— begin —

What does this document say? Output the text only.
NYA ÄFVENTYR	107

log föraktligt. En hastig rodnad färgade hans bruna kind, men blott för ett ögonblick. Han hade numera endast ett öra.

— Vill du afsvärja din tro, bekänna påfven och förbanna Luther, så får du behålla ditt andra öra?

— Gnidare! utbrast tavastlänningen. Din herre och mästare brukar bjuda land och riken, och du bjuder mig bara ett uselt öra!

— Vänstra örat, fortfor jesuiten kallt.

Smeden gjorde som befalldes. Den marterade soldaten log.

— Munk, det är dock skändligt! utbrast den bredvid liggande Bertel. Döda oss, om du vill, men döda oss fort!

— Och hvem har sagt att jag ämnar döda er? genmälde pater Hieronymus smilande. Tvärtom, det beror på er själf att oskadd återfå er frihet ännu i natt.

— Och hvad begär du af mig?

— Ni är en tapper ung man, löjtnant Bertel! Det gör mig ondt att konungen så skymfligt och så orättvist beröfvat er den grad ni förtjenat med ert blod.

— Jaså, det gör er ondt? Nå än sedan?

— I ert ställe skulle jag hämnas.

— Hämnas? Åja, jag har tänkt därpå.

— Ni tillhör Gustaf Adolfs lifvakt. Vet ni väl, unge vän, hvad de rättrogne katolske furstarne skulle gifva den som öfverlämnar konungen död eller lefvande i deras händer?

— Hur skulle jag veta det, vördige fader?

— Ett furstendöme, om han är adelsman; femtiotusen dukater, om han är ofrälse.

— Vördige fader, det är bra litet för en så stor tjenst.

— end —
— begin —

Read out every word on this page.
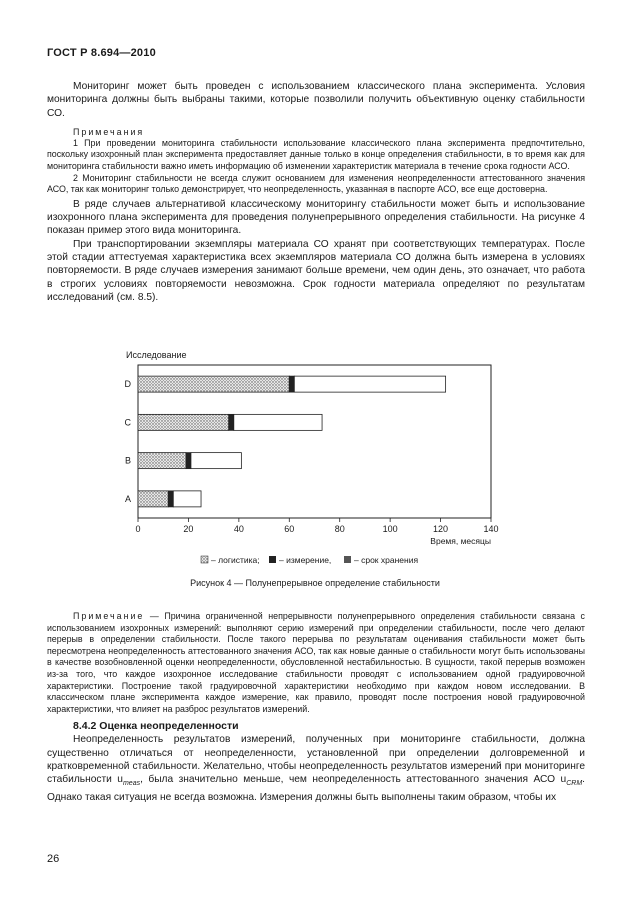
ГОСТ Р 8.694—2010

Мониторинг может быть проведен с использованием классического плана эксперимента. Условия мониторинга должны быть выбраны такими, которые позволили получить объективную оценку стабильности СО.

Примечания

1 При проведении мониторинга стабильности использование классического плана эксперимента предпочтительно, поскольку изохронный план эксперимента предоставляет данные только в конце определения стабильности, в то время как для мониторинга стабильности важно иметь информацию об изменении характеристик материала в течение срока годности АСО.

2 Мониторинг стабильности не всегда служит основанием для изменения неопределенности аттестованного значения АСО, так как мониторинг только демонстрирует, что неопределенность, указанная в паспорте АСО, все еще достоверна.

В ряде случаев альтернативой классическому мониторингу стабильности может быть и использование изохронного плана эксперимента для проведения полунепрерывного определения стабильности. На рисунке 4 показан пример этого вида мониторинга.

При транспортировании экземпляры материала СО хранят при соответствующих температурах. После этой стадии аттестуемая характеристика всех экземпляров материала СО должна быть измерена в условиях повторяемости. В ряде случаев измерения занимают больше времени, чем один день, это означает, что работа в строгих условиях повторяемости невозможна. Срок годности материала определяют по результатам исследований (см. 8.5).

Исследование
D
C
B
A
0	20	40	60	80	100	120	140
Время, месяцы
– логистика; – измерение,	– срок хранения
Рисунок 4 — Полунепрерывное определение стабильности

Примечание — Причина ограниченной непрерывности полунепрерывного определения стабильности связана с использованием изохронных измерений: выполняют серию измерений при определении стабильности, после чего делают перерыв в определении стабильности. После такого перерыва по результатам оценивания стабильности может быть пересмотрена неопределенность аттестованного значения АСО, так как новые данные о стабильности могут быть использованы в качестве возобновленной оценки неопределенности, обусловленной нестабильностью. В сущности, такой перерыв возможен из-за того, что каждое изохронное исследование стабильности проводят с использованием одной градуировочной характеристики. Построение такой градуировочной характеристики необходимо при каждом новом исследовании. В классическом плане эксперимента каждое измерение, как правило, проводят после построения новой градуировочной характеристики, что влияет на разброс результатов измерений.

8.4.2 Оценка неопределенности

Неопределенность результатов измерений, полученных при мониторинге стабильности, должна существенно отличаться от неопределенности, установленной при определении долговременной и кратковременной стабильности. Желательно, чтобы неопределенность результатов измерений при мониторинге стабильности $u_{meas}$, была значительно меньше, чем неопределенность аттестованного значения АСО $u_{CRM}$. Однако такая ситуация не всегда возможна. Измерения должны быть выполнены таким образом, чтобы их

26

— end —

TASK INSTRUCTIONS
Set out every line from the material that contains the string "измерение".

ANSWER
– логистика; – измерение,	– срок хранения
Примечание — Причина ограниченной непрерывности полунепрерывного определения стабильности связана с использованием изохронных измерений: выполняют серию измерений при определении стабильности, после чего делают перерыв в определении стабильности. После такого перерыва по результатам оценивания стабильности может быть пересмотрена неопределенность аттестованного значения АСО, так как новые данные о стабильности могут быть использованы в качестве возобновленной оценки неопределенности, обусловленной нестабильностью. В сущности, такой перерыв возможен из-за того, что каждое изохронное исследование стабильности проводят с использованием одной градуировочной характеристики. Построение такой градуировочной характеристики необходимо при каждом новом исследовании. В классическом плане эксперимента каждое измерение, как правило, проводят после построения новой градуировочной характеристики, что влияет на разброс результатов измерений.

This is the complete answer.